Written problem.
Write every line of the material out exactly as shown.

──────── Data provided ────────

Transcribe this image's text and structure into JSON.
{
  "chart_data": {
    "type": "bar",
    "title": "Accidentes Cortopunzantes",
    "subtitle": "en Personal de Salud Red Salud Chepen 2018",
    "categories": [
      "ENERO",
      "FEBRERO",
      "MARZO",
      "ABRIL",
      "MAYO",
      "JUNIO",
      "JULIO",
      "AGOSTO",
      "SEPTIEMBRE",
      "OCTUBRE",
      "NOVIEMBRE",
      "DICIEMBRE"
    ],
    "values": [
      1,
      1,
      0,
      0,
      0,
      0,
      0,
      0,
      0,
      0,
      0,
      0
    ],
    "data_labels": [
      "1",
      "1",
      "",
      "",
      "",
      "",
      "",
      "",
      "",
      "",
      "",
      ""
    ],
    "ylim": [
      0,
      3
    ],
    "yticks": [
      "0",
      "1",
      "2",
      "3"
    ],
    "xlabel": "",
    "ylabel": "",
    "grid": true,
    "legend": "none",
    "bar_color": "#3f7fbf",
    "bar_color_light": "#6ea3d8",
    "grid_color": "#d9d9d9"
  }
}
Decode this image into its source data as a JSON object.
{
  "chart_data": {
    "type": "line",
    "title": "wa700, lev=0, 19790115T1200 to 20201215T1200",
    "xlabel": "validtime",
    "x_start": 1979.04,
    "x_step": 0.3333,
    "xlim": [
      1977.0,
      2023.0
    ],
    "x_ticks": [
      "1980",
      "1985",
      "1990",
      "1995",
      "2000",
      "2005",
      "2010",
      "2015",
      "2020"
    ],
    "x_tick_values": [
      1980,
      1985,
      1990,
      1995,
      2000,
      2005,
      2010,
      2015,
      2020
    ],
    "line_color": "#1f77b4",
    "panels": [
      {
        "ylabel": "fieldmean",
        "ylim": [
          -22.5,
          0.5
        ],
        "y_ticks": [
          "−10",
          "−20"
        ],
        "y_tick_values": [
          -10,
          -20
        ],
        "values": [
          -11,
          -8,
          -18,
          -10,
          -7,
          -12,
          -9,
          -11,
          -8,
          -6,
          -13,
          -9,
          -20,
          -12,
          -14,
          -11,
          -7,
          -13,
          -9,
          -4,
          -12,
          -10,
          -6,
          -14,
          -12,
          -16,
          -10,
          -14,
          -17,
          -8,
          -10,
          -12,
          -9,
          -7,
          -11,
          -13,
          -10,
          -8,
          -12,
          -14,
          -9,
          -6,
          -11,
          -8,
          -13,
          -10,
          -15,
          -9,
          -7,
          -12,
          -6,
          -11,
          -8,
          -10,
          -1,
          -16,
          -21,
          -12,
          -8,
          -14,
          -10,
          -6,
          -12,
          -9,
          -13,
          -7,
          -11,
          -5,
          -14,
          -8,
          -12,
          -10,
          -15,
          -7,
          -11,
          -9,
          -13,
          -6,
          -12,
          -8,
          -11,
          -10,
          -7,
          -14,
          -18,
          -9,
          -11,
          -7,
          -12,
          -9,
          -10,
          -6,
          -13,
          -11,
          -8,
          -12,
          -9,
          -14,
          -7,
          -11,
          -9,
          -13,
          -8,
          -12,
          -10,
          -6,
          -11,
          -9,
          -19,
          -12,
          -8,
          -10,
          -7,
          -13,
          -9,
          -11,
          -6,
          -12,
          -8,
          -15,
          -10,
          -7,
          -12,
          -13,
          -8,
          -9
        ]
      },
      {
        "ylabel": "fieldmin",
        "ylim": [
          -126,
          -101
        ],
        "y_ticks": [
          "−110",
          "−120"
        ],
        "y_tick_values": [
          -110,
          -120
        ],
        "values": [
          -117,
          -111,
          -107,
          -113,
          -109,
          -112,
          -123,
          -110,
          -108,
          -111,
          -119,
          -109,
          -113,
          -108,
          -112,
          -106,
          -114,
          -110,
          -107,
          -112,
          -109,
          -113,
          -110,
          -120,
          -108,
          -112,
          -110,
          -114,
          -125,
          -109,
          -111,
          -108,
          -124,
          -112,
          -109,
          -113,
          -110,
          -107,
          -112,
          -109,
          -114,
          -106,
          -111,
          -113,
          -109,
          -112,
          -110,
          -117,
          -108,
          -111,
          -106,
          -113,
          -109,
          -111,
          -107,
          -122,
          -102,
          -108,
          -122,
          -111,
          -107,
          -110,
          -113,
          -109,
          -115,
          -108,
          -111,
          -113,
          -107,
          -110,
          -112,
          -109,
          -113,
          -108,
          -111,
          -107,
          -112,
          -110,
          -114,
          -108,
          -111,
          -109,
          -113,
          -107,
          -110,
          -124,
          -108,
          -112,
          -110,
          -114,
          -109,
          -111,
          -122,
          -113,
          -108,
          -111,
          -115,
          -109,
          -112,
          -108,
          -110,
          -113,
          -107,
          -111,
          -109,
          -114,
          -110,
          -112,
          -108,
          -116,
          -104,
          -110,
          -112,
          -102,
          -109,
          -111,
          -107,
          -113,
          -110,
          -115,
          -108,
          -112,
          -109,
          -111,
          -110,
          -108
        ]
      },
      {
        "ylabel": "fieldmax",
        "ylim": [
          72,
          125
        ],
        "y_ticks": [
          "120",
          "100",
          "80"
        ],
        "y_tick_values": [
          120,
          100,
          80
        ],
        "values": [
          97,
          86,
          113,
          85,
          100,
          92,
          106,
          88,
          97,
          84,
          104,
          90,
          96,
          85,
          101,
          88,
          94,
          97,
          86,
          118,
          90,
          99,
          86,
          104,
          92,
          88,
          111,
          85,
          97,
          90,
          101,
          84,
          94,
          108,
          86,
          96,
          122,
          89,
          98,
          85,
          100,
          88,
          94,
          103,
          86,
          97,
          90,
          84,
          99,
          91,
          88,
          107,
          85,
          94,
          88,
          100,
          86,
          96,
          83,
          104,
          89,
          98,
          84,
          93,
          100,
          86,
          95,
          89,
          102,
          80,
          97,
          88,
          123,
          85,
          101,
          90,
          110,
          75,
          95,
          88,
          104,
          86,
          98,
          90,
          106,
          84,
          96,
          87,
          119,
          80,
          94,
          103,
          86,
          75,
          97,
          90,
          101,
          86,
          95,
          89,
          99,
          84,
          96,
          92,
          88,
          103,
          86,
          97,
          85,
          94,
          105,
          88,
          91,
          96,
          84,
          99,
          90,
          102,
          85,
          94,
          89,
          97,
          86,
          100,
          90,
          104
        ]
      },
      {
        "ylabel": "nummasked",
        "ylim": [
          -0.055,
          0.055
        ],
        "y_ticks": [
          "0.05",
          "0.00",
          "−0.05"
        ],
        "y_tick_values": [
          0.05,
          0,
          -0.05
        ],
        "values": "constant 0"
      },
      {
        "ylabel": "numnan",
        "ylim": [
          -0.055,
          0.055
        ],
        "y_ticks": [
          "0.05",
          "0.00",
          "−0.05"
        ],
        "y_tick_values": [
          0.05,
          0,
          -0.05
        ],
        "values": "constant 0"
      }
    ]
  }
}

────────

Response.
Transcribe this image's text and structure into JSON.
{
  "chart_data": {
    "type": "bar",
    "title": "Accidentes Cortopunzantes",
    "subtitle": "en Personal de Salud Red Salud Chepen 2018",
    "categories": [
      "ENERO",
      "FEBRERO",
      "MARZO",
      "ABRIL",
      "MAYO",
      "JUNIO",
      "JULIO",
      "AGOSTO",
      "SEPTIEMBRE",
      "OCTUBRE",
      "NOVIEMBRE",
      "DICIEMBRE"
    ],
    "values": [
      1,
      1,
      0,
      0,
      0,
      0,
      0,
      0,
      0,
      0,
      0,
      0
    ],
    "data_labels": [
      "1",
      "1",
      "",
      "",
      "",
      "",
      "",
      "",
      "",
      "",
      "",
      ""
    ],
    "ylim": [
      0,
      3
    ],
    "yticks": [
      "0",
      "1",
      "2",
      "3"
    ],
    "xlabel": "",
    "ylabel": "",
    "grid": true,
    "legend": "none",
    "bar_color": "#3f7fbf",
    "bar_color_light": "#6ea3d8",
    "grid_color": "#d9d9d9"
  }
}
Decode this image into its source data as a JSON object.
{
  "chart_data": {
    "type": "line",
    "title": "wa700, lev=0, 19790115T1200 to 20201215T1200",
    "xlabel": "validtime",
    "x_start": 1979.04,
    "x_step": 0.3333,
    "xlim": [
      1977.0,
      2023.0
    ],
    "x_ticks": [
      "1980",
      "1985",
      "1990",
      "1995",
      "2000",
      "2005",
      "2010",
      "2015",
      "2020"
    ],
    "x_tick_values": [
      1980,
      1985,
      1990,
      1995,
      2000,
      2005,
      2010,
      2015,
      2020
    ],
    "line_color": "#1f77b4",
    "panels": [
      {
        "ylabel": "fieldmean",
        "ylim": [
          -22.5,
          0.5
        ],
        "y_ticks": [
          "−10",
          "−20"
        ],
        "y_tick_values": [
          -10,
          -20
        ],
        "values": [
          -11,
          -8,
          -18,
          -10,
          -7,
          -12,
          -9,
          -11,
          -8,
          -6,
          -13,
          -9,
          -20,
          -12,
          -14,
          -11,
          -7,
          -13,
          -9,
          -4,
          -12,
          -10,
          -6,
          -14,
          -12,
          -16,
          -10,
          -14,
          -17,
          -8,
          -10,
          -12,
          -9,
          -7,
          -11,
          -13,
          -10,
          -8,
          -12,
          -14,
          -9,
          -6,
          -11,
          -8,
          -13,
          -10,
          -15,
          -9,
          -7,
          -12,
          -6,
          -11,
          -8,
          -10,
          -1,
          -16,
          -21,
          -12,
          -8,
          -14,
          -10,
          -6,
          -12,
          -9,
          -13,
          -7,
          -11,
          -5,
          -14,
          -8,
          -12,
          -10,
          -15,
          -7,
          -11,
          -9,
          -13,
          -6,
          -12,
          -8,
          -11,
          -10,
          -7,
          -14,
          -18,
          -9,
          -11,
          -7,
          -12,
          -9,
          -10,
          -6,
          -13,
          -11,
          -8,
          -12,
          -9,
          -14,
          -7,
          -11,
          -9,
          -13,
          -8,
          -12,
          -10,
          -6,
          -11,
          -9,
          -19,
          -12,
          -8,
          -10,
          -7,
          -13,
          -9,
          -11,
          -6,
          -12,
          -8,
          -15,
          -10,
          -7,
          -12,
          -13,
          -8,
          -9
        ]
      },
      {
        "ylabel": "fieldmin",
        "ylim": [
          -126,
          -101
        ],
        "y_ticks": [
          "−110",
          "−120"
        ],
        "y_tick_values": [
          -110,
          -120
        ],
        "values": [
          -117,
          -111,
          -107,
          -113,
          -109,
          -112,
          -123,
          -110,
          -108,
          -111,
          -119,
          -109,
          -113,
          -108,
          -112,
          -106,
          -114,
          -110,
          -107,
          -112,
          -109,
          -113,
          -110,
          -120,
          -108,
          -112,
          -110,
          -114,
          -125,
          -109,
          -111,
          -108,
          -124,
          -112,
          -109,
          -113,
          -110,
          -107,
          -112,
          -109,
          -114,
          -106,
          -111,
          -113,
          -109,
          -112,
          -110,
          -117,
          -108,
          -111,
          -106,
          -113,
          -109,
          -111,
          -107,
          -122,
          -102,
          -108,
          -122,
          -111,
          -107,
          -110,
          -113,
          -109,
          -115,
          -108,
          -111,
          -113,
          -107,
          -110,
          -112,
          -109,
          -113,
          -108,
          -111,
          -107,
          -112,
          -110,
          -114,
          -108,
          -111,
          -109,
          -113,
          -107,
          -110,
          -124,
          -108,
          -112,
          -110,
          -114,
          -109,
          -111,
          -122,
          -113,
          -108,
          -111,
          -115,
          -109,
          -112,
          -108,
          -110,
          -113,
          -107,
          -111,
          -109,
          -114,
          -110,
          -112,
          -108,
          -116,
          -104,
          -110,
          -112,
          -102,
          -109,
          -111,
          -107,
          -113,
          -110,
          -115,
          -108,
          -112,
          -109,
          -111,
          -110,
          -108
        ]
      },
      {
        "ylabel": "fieldmax",
        "ylim": [
          72,
          125
        ],
        "y_ticks": [
          "120",
          "100",
          "80"
        ],
        "y_tick_values": [
          120,
          100,
          80
        ],
        "values": [
          97,
          86,
          113,
          85,
          100,
          92,
          106,
          88,
          97,
          84,
          104,
          90,
          96,
          85,
          101,
          88,
          94,
          97,
          86,
          118,
          90,
          99,
          86,
          104,
          92,
          88,
          111,
          85,
          97,
          90,
          101,
          84,
          94,
          108,
          86,
          96,
          122,
          89,
          98,
          85,
          100,
          88,
          94,
          103,
          86,
          97,
          90,
          84,
          99,
          91,
          88,
          107,
          85,
          94,
          88,
          100,
          86,
          96,
          83,
          104,
          89,
          98,
          84,
          93,
          100,
          86,
          95,
          89,
          102,
          80,
          97,
          88,
          123,
          85,
          101,
          90,
          110,
          75,
          95,
          88,
          104,
          86,
          98,
          90,
          106,
          84,
          96,
          87,
          119,
          80,
          94,
          103,
          86,
          75,
          97,
          90,
          101,
          86,
          95,
          89,
          99,
          84,
          96,
          92,
          88,
          103,
          86,
          97,
          85,
          94,
          105,
          88,
          91,
          96,
          84,
          99,
          90,
          102,
          85,
          94,
          89,
          97,
          86,
          100,
          90,
          104
        ]
      },
      {
        "ylabel": "nummasked",
        "ylim": [
          -0.055,
          0.055
        ],
        "y_ticks": [
          "0.05",
          "0.00",
          "−0.05"
        ],
        "y_tick_values": [
          0.05,
          0,
          -0.05
        ],
        "values": "constant 0"
      },
      {
        "ylabel": "numnan",
        "ylim": [
          -0.055,
          0.055
        ],
        "y_ticks": [
          "0.05",
          "0.00",
          "−0.05"
        ],
        "y_tick_values": [
          0.05,
          0,
          -0.05
        ],
        "values": "constant 0"
      }
    ]
  }
}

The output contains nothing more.